TASK DIRECTIONS - Skip the images. Copy the records exactly as written.

DATA EXCERPTS -
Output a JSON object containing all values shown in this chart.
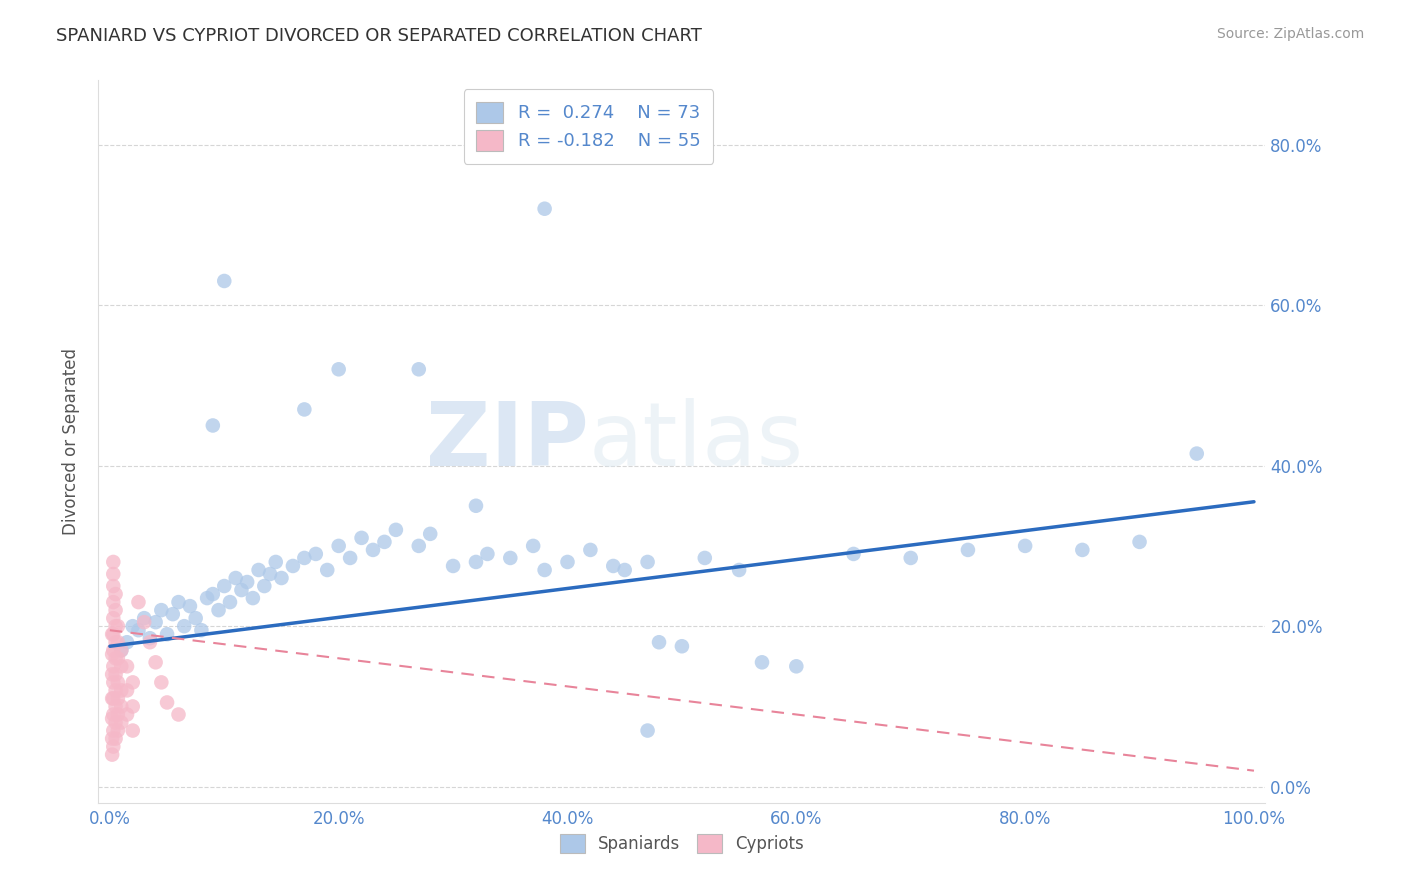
{
  "title": "SPANIARD VS CYPRIOT DIVORCED OR SEPARATED CORRELATION CHART",
  "source": "Source: ZipAtlas.com",
  "ylabel": "Divorced or Separated",
  "legend_labels": [
    "Spaniards",
    "Cypriots"
  ],
  "blue_R": 0.274,
  "blue_N": 73,
  "pink_R": -0.182,
  "pink_N": 55,
  "blue_color": "#adc8e8",
  "pink_color": "#f5b8c8",
  "blue_line_color": "#2b6bbf",
  "pink_line_color": "#e8849a",
  "blue_scatter": [
    [
      1.5,
      18.0
    ],
    [
      2.0,
      20.0
    ],
    [
      2.5,
      19.5
    ],
    [
      3.0,
      21.0
    ],
    [
      3.5,
      18.5
    ],
    [
      4.0,
      20.5
    ],
    [
      4.5,
      22.0
    ],
    [
      5.0,
      19.0
    ],
    [
      5.5,
      21.5
    ],
    [
      6.0,
      23.0
    ],
    [
      6.5,
      20.0
    ],
    [
      7.0,
      22.5
    ],
    [
      7.5,
      21.0
    ],
    [
      8.0,
      19.5
    ],
    [
      8.5,
      23.5
    ],
    [
      9.0,
      24.0
    ],
    [
      9.5,
      22.0
    ],
    [
      10.0,
      25.0
    ],
    [
      10.5,
      23.0
    ],
    [
      11.0,
      26.0
    ],
    [
      11.5,
      24.5
    ],
    [
      12.0,
      25.5
    ],
    [
      12.5,
      23.5
    ],
    [
      13.0,
      27.0
    ],
    [
      13.5,
      25.0
    ],
    [
      14.0,
      26.5
    ],
    [
      14.5,
      28.0
    ],
    [
      15.0,
      26.0
    ],
    [
      16.0,
      27.5
    ],
    [
      17.0,
      28.5
    ],
    [
      18.0,
      29.0
    ],
    [
      19.0,
      27.0
    ],
    [
      20.0,
      30.0
    ],
    [
      21.0,
      28.5
    ],
    [
      22.0,
      31.0
    ],
    [
      23.0,
      29.5
    ],
    [
      24.0,
      30.5
    ],
    [
      25.0,
      32.0
    ],
    [
      27.0,
      30.0
    ],
    [
      28.0,
      31.5
    ],
    [
      30.0,
      27.5
    ],
    [
      32.0,
      28.0
    ],
    [
      33.0,
      29.0
    ],
    [
      35.0,
      28.5
    ],
    [
      37.0,
      30.0
    ],
    [
      38.0,
      27.0
    ],
    [
      40.0,
      28.0
    ],
    [
      42.0,
      29.5
    ],
    [
      44.0,
      27.5
    ],
    [
      45.0,
      27.0
    ],
    [
      47.0,
      28.0
    ],
    [
      48.0,
      18.0
    ],
    [
      50.0,
      17.5
    ],
    [
      52.0,
      28.5
    ],
    [
      55.0,
      27.0
    ],
    [
      57.0,
      15.5
    ],
    [
      60.0,
      15.0
    ],
    [
      65.0,
      29.0
    ],
    [
      70.0,
      28.5
    ],
    [
      75.0,
      29.5
    ],
    [
      80.0,
      30.0
    ],
    [
      85.0,
      29.5
    ],
    [
      90.0,
      30.5
    ],
    [
      95.0,
      41.5
    ],
    [
      9.0,
      45.0
    ],
    [
      17.0,
      47.0
    ],
    [
      20.0,
      52.0
    ],
    [
      27.0,
      52.0
    ],
    [
      32.0,
      35.0
    ],
    [
      47.0,
      7.0
    ],
    [
      10.0,
      63.0
    ],
    [
      38.0,
      72.0
    ],
    [
      1.0,
      17.0
    ]
  ],
  "pink_scatter": [
    [
      0.3,
      5.0
    ],
    [
      0.3,
      7.0
    ],
    [
      0.3,
      9.0
    ],
    [
      0.3,
      11.0
    ],
    [
      0.3,
      13.0
    ],
    [
      0.3,
      15.0
    ],
    [
      0.3,
      17.0
    ],
    [
      0.3,
      19.0
    ],
    [
      0.3,
      21.0
    ],
    [
      0.3,
      23.0
    ],
    [
      0.3,
      25.0
    ],
    [
      0.3,
      26.5
    ],
    [
      0.3,
      28.0
    ],
    [
      0.5,
      6.0
    ],
    [
      0.5,
      8.0
    ],
    [
      0.5,
      10.0
    ],
    [
      0.5,
      12.0
    ],
    [
      0.5,
      14.0
    ],
    [
      0.5,
      16.0
    ],
    [
      0.5,
      18.0
    ],
    [
      0.5,
      20.0
    ],
    [
      0.5,
      22.0
    ],
    [
      0.5,
      24.0
    ],
    [
      0.7,
      7.0
    ],
    [
      0.7,
      9.0
    ],
    [
      0.7,
      11.0
    ],
    [
      0.7,
      13.0
    ],
    [
      0.7,
      16.0
    ],
    [
      0.7,
      18.0
    ],
    [
      0.7,
      20.0
    ],
    [
      1.0,
      8.0
    ],
    [
      1.0,
      10.0
    ],
    [
      1.0,
      12.0
    ],
    [
      1.0,
      15.0
    ],
    [
      1.0,
      17.0
    ],
    [
      1.5,
      9.0
    ],
    [
      1.5,
      12.0
    ],
    [
      1.5,
      15.0
    ],
    [
      2.0,
      7.0
    ],
    [
      2.0,
      10.0
    ],
    [
      2.0,
      13.0
    ],
    [
      2.5,
      23.0
    ],
    [
      3.0,
      20.5
    ],
    [
      3.5,
      18.0
    ],
    [
      4.0,
      15.5
    ],
    [
      4.5,
      13.0
    ],
    [
      5.0,
      10.5
    ],
    [
      6.0,
      9.0
    ],
    [
      0.2,
      4.0
    ],
    [
      0.2,
      6.0
    ],
    [
      0.2,
      8.5
    ],
    [
      0.2,
      11.0
    ],
    [
      0.2,
      14.0
    ],
    [
      0.2,
      16.5
    ],
    [
      0.2,
      19.0
    ]
  ],
  "xlim": [
    -1.0,
    101.0
  ],
  "ylim": [
    -2.0,
    88.0
  ],
  "xticks": [
    0,
    20,
    40,
    60,
    80,
    100
  ],
  "yticks": [
    0,
    20,
    40,
    60,
    80
  ],
  "xticklabels": [
    "0.0%",
    "20.0%",
    "40.0%",
    "60.0%",
    "80.0%",
    "100.0%"
  ],
  "yticklabels_left": [
    "",
    "",
    "",
    "",
    ""
  ],
  "yticklabels_right": [
    "0.0%",
    "20.0%",
    "40.0%",
    "60.0%",
    "80.0%"
  ],
  "blue_line_x": [
    0,
    100
  ],
  "blue_line_y": [
    17.5,
    35.5
  ],
  "pink_line_x": [
    0,
    100
  ],
  "pink_line_y": [
    19.5,
    2.0
  ],
  "watermark_zip": "ZIP",
  "watermark_atlas": "atlas",
  "background_color": "#ffffff",
  "grid_color": "#cccccc",
  "tick_color": "#5588cc",
  "title_color": "#333333",
  "source_color": "#999999"
}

TASK OUTPUT -
Output a JSON object containing all values shown in this chart.
{
  "title": "SPANIARD VS CYPRIOT DIVORCED OR SEPARATED CORRELATION CHART",
  "source": "Source: ZipAtlas.com",
  "ylabel": "Divorced or Separated",
  "legend_labels": [
    "Spaniards",
    "Cypriots"
  ],
  "blue_R": 0.274,
  "blue_N": 73,
  "pink_R": -0.182,
  "pink_N": 55,
  "blue_color": "#adc8e8",
  "pink_color": "#f5b8c8",
  "blue_line_color": "#2b6bbf",
  "pink_line_color": "#e8849a",
  "blue_scatter": [
    [
      1.5,
      18.0
    ],
    [
      2.0,
      20.0
    ],
    [
      2.5,
      19.5
    ],
    [
      3.0,
      21.0
    ],
    [
      3.5,
      18.5
    ],
    [
      4.0,
      20.5
    ],
    [
      4.5,
      22.0
    ],
    [
      5.0,
      19.0
    ],
    [
      5.5,
      21.5
    ],
    [
      6.0,
      23.0
    ],
    [
      6.5,
      20.0
    ],
    [
      7.0,
      22.5
    ],
    [
      7.5,
      21.0
    ],
    [
      8.0,
      19.5
    ],
    [
      8.5,
      23.5
    ],
    [
      9.0,
      24.0
    ],
    [
      9.5,
      22.0
    ],
    [
      10.0,
      25.0
    ],
    [
      10.5,
      23.0
    ],
    [
      11.0,
      26.0
    ],
    [
      11.5,
      24.5
    ],
    [
      12.0,
      25.5
    ],
    [
      12.5,
      23.5
    ],
    [
      13.0,
      27.0
    ],
    [
      13.5,
      25.0
    ],
    [
      14.0,
      26.5
    ],
    [
      14.5,
      28.0
    ],
    [
      15.0,
      26.0
    ],
    [
      16.0,
      27.5
    ],
    [
      17.0,
      28.5
    ],
    [
      18.0,
      29.0
    ],
    [
      19.0,
      27.0
    ],
    [
      20.0,
      30.0
    ],
    [
      21.0,
      28.5
    ],
    [
      22.0,
      31.0
    ],
    [
      23.0,
      29.5
    ],
    [
      24.0,
      30.5
    ],
    [
      25.0,
      32.0
    ],
    [
      27.0,
      30.0
    ],
    [
      28.0,
      31.5
    ],
    [
      30.0,
      27.5
    ],
    [
      32.0,
      28.0
    ],
    [
      33.0,
      29.0
    ],
    [
      35.0,
      28.5
    ],
    [
      37.0,
      30.0
    ],
    [
      38.0,
      27.0
    ],
    [
      40.0,
      28.0
    ],
    [
      42.0,
      29.5
    ],
    [
      44.0,
      27.5
    ],
    [
      45.0,
      27.0
    ],
    [
      47.0,
      28.0
    ],
    [
      48.0,
      18.0
    ],
    [
      50.0,
      17.5
    ],
    [
      52.0,
      28.5
    ],
    [
      55.0,
      27.0
    ],
    [
      57.0,
      15.5
    ],
    [
      60.0,
      15.0
    ],
    [
      65.0,
      29.0
    ],
    [
      70.0,
      28.5
    ],
    [
      75.0,
      29.5
    ],
    [
      80.0,
      30.0
    ],
    [
      85.0,
      29.5
    ],
    [
      90.0,
      30.5
    ],
    [
      95.0,
      41.5
    ],
    [
      9.0,
      45.0
    ],
    [
      17.0,
      47.0
    ],
    [
      20.0,
      52.0
    ],
    [
      27.0,
      52.0
    ],
    [
      32.0,
      35.0
    ],
    [
      47.0,
      7.0
    ],
    [
      10.0,
      63.0
    ],
    [
      38.0,
      72.0
    ],
    [
      1.0,
      17.0
    ]
  ],
  "pink_scatter": [
    [
      0.3,
      5.0
    ],
    [
      0.3,
      7.0
    ],
    [
      0.3,
      9.0
    ],
    [
      0.3,
      11.0
    ],
    [
      0.3,
      13.0
    ],
    [
      0.3,
      15.0
    ],
    [
      0.3,
      17.0
    ],
    [
      0.3,
      19.0
    ],
    [
      0.3,
      21.0
    ],
    [
      0.3,
      23.0
    ],
    [
      0.3,
      25.0
    ],
    [
      0.3,
      26.5
    ],
    [
      0.3,
      28.0
    ],
    [
      0.5,
      6.0
    ],
    [
      0.5,
      8.0
    ],
    [
      0.5,
      10.0
    ],
    [
      0.5,
      12.0
    ],
    [
      0.5,
      14.0
    ],
    [
      0.5,
      16.0
    ],
    [
      0.5,
      18.0
    ],
    [
      0.5,
      20.0
    ],
    [
      0.5,
      22.0
    ],
    [
      0.5,
      24.0
    ],
    [
      0.7,
      7.0
    ],
    [
      0.7,
      9.0
    ],
    [
      0.7,
      11.0
    ],
    [
      0.7,
      13.0
    ],
    [
      0.7,
      16.0
    ],
    [
      0.7,
      18.0
    ],
    [
      0.7,
      20.0
    ],
    [
      1.0,
      8.0
    ],
    [
      1.0,
      10.0
    ],
    [
      1.0,
      12.0
    ],
    [
      1.0,
      15.0
    ],
    [
      1.0,
      17.0
    ],
    [
      1.5,
      9.0
    ],
    [
      1.5,
      12.0
    ],
    [
      1.5,
      15.0
    ],
    [
      2.0,
      7.0
    ],
    [
      2.0,
      10.0
    ],
    [
      2.0,
      13.0
    ],
    [
      2.5,
      23.0
    ],
    [
      3.0,
      20.5
    ],
    [
      3.5,
      18.0
    ],
    [
      4.0,
      15.5
    ],
    [
      4.5,
      13.0
    ],
    [
      5.0,
      10.5
    ],
    [
      6.0,
      9.0
    ],
    [
      0.2,
      4.0
    ],
    [
      0.2,
      6.0
    ],
    [
      0.2,
      8.5
    ],
    [
      0.2,
      11.0
    ],
    [
      0.2,
      14.0
    ],
    [
      0.2,
      16.5
    ],
    [
      0.2,
      19.0
    ]
  ],
  "xlim": [
    -1.0,
    101.0
  ],
  "ylim": [
    -2.0,
    88.0
  ],
  "xticks": [
    0,
    20,
    40,
    60,
    80,
    100
  ],
  "yticks": [
    0,
    20,
    40,
    60,
    80
  ],
  "xticklabels": [
    "0.0%",
    "20.0%",
    "40.0%",
    "60.0%",
    "80.0%",
    "100.0%"
  ],
  "yticklabels_left": [
    "",
    "",
    "",
    "",
    ""
  ],
  "yticklabels_right": [
    "0.0%",
    "20.0%",
    "40.0%",
    "60.0%",
    "80.0%"
  ],
  "blue_line_x": [
    0,
    100
  ],
  "blue_line_y": [
    17.5,
    35.5
  ],
  "pink_line_x": [
    0,
    100
  ],
  "pink_line_y": [
    19.5,
    2.0
  ],
  "watermark_zip": "ZIP",
  "watermark_atlas": "atlas",
  "background_color": "#ffffff",
  "grid_color": "#cccccc",
  "tick_color": "#5588cc",
  "title_color": "#333333",
  "source_color": "#999999"
}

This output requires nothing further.